- Work to be completed
Where a line in the listing below contains the word "Complex", copy that line.

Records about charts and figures
┌────────

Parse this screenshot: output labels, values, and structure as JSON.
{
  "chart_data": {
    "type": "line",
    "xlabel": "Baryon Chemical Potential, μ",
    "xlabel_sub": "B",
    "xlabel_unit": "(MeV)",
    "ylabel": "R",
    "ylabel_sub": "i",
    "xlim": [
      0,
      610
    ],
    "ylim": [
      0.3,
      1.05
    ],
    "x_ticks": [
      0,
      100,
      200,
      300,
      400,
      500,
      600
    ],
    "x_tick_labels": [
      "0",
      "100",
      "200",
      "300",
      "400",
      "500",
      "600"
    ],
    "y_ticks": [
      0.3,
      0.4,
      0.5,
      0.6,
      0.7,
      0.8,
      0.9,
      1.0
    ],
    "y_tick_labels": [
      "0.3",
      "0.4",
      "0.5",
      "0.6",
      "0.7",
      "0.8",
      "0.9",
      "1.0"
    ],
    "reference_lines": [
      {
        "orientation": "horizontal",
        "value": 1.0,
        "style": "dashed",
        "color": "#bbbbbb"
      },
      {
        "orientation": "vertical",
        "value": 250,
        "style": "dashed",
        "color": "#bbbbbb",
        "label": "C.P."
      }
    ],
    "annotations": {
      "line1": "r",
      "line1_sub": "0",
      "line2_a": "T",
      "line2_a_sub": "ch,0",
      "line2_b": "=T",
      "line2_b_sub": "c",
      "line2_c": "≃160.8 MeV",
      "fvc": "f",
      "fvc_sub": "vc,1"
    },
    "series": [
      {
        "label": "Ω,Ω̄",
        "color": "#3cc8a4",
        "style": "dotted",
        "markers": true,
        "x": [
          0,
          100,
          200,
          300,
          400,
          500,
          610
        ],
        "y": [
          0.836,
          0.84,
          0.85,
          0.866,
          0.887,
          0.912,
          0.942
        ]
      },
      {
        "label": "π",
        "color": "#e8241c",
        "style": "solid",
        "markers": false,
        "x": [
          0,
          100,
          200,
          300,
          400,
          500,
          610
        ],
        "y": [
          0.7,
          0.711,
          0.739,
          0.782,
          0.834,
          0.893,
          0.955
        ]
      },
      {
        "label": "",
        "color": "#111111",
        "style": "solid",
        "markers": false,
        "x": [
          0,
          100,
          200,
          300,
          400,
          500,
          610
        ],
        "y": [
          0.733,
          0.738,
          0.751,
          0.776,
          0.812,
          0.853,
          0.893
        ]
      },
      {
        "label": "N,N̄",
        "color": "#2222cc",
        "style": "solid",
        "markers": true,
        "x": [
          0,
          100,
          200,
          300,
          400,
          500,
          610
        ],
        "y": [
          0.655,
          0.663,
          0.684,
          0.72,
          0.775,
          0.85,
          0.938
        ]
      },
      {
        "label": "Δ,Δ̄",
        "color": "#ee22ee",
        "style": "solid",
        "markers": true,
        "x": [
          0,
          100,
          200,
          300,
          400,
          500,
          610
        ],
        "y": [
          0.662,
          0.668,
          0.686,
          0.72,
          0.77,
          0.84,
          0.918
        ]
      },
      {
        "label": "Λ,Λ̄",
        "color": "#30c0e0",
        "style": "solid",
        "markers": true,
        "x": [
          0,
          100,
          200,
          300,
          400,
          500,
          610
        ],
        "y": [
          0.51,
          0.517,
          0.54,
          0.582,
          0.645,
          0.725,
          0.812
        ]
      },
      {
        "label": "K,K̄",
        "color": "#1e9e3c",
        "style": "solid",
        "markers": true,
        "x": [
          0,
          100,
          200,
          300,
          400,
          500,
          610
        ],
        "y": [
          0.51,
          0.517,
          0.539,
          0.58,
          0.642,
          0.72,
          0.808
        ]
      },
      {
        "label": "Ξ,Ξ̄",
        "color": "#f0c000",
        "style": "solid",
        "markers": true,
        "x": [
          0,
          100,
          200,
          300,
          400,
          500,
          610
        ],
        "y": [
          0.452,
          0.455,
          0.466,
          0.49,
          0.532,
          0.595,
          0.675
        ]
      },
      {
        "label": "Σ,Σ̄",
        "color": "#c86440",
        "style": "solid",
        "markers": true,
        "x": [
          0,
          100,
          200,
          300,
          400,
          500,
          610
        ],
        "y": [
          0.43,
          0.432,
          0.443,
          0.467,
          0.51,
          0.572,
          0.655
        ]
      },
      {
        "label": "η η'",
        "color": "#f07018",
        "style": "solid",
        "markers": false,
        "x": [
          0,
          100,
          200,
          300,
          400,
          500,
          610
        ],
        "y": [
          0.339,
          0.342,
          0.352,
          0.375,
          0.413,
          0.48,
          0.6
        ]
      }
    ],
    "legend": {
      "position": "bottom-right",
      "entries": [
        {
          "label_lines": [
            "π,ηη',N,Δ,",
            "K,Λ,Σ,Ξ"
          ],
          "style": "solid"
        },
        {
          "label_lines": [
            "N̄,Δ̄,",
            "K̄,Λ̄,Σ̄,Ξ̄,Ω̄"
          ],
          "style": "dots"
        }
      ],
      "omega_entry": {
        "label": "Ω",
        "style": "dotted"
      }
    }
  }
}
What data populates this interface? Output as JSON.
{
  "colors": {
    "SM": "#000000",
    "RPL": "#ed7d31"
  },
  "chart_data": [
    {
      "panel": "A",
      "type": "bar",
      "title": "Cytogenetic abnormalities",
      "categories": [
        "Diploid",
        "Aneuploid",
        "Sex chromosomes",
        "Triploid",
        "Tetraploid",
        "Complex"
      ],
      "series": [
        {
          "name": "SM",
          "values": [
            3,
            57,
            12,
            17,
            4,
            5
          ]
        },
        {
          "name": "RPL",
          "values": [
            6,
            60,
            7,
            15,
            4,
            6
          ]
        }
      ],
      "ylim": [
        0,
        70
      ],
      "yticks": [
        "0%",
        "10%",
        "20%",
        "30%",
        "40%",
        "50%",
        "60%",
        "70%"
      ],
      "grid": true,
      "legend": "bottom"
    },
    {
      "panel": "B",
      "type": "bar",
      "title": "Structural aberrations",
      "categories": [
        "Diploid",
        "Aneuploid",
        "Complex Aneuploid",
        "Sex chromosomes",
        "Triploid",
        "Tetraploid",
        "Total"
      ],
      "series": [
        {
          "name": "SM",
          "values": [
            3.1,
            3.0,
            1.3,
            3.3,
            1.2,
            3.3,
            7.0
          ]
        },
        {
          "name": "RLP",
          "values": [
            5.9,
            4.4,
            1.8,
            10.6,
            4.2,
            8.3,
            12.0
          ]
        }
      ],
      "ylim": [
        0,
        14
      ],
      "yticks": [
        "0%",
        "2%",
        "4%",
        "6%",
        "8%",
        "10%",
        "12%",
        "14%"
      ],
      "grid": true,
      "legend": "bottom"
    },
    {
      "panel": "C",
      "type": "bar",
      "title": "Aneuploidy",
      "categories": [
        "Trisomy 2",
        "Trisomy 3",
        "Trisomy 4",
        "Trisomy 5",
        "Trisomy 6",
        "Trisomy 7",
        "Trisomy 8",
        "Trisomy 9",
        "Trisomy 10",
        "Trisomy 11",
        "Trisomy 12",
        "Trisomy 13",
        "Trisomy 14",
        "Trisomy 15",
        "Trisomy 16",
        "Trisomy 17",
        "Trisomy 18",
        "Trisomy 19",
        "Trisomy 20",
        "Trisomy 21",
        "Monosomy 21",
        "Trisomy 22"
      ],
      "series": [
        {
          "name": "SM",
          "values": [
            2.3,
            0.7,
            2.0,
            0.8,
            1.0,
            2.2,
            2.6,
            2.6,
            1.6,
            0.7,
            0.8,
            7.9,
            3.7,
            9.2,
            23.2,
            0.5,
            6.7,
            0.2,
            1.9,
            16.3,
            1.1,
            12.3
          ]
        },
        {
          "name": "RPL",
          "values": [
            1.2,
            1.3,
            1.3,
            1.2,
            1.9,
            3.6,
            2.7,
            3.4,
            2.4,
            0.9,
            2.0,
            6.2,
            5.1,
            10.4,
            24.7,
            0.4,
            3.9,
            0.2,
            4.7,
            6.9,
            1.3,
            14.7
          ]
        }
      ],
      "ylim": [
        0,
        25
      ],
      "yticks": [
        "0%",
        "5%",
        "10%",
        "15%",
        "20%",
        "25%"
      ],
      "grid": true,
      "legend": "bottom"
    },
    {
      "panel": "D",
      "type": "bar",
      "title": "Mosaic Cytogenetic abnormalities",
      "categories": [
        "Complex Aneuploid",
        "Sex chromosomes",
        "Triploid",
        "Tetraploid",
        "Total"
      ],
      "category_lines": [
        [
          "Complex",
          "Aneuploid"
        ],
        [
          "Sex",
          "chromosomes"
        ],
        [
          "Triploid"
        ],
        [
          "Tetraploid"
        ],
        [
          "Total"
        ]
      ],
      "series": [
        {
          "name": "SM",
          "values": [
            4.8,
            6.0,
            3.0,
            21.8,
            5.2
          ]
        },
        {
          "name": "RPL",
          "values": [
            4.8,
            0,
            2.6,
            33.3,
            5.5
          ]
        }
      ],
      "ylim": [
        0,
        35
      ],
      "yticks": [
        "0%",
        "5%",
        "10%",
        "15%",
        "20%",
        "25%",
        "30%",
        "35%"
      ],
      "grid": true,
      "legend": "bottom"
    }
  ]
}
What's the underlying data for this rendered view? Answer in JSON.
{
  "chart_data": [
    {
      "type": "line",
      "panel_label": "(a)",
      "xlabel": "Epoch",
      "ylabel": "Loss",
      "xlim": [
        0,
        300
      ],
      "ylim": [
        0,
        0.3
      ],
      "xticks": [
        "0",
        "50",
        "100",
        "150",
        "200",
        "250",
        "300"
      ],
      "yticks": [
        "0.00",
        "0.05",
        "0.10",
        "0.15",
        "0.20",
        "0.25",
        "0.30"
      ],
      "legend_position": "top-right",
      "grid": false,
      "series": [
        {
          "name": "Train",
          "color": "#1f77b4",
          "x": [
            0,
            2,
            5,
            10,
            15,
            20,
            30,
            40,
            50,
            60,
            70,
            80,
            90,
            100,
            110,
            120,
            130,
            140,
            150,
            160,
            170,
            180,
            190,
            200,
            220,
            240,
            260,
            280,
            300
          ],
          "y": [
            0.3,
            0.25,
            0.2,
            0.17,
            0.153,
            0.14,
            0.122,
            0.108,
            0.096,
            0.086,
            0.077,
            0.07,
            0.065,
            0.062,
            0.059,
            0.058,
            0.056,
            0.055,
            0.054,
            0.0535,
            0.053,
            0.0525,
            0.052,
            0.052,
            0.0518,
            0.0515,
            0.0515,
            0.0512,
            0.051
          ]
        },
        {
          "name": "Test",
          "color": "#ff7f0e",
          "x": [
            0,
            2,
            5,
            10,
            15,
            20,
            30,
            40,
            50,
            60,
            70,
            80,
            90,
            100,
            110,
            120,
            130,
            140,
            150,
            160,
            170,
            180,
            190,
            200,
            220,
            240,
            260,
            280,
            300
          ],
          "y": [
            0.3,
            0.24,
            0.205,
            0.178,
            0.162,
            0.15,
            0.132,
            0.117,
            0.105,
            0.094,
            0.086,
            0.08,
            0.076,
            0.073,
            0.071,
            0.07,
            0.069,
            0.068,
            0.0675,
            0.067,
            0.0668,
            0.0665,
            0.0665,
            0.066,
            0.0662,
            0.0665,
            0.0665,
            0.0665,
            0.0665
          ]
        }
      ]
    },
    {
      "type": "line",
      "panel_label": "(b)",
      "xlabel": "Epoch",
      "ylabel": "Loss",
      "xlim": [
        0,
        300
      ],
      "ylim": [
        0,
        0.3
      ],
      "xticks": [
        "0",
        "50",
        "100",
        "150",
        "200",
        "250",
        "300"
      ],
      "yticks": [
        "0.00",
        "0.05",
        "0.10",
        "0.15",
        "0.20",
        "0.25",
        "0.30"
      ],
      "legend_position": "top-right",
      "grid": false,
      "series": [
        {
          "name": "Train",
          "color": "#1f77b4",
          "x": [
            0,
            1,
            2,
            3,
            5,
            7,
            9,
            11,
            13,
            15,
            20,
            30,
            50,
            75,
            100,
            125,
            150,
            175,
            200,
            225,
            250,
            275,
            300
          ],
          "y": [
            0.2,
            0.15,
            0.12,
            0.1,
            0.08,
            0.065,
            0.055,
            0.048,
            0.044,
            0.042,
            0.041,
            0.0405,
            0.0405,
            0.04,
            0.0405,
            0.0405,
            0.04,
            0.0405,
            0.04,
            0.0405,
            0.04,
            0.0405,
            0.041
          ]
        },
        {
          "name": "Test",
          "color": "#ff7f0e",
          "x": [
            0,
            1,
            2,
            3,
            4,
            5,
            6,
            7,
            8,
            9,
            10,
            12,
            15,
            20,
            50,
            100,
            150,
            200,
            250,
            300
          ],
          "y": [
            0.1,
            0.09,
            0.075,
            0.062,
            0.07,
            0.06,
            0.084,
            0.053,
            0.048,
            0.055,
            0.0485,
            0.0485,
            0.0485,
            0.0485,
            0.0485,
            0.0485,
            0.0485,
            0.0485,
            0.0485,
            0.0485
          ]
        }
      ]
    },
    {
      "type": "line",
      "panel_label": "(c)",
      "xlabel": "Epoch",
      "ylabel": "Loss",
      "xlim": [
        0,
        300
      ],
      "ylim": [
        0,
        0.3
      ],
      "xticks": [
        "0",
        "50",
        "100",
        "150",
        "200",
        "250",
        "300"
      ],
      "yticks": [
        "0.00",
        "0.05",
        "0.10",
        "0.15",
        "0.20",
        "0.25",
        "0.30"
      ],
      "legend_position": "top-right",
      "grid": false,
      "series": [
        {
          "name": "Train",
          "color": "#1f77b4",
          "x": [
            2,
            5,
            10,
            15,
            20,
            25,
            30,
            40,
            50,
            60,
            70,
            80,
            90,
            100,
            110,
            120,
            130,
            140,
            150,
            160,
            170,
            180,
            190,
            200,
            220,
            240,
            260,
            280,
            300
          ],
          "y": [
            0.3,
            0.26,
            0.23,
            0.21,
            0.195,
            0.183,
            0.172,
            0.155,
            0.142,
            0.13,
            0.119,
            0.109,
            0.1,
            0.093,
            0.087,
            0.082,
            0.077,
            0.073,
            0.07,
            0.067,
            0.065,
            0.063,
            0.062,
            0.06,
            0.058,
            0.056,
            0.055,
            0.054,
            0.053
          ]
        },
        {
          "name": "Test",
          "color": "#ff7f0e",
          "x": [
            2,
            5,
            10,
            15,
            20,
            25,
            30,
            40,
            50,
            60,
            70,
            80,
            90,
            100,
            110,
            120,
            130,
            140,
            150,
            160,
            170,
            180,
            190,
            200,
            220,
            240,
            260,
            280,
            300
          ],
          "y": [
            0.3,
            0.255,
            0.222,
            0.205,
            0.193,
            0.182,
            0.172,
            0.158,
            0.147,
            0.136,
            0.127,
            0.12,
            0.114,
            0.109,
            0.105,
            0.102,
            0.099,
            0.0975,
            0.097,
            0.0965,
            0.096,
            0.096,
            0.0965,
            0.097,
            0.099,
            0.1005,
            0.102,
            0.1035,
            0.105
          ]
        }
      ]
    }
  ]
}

└────────

- Right answer
        "Complex"
        "Complex Aneuploid",
        "Complex Aneuploid",
          "Complex",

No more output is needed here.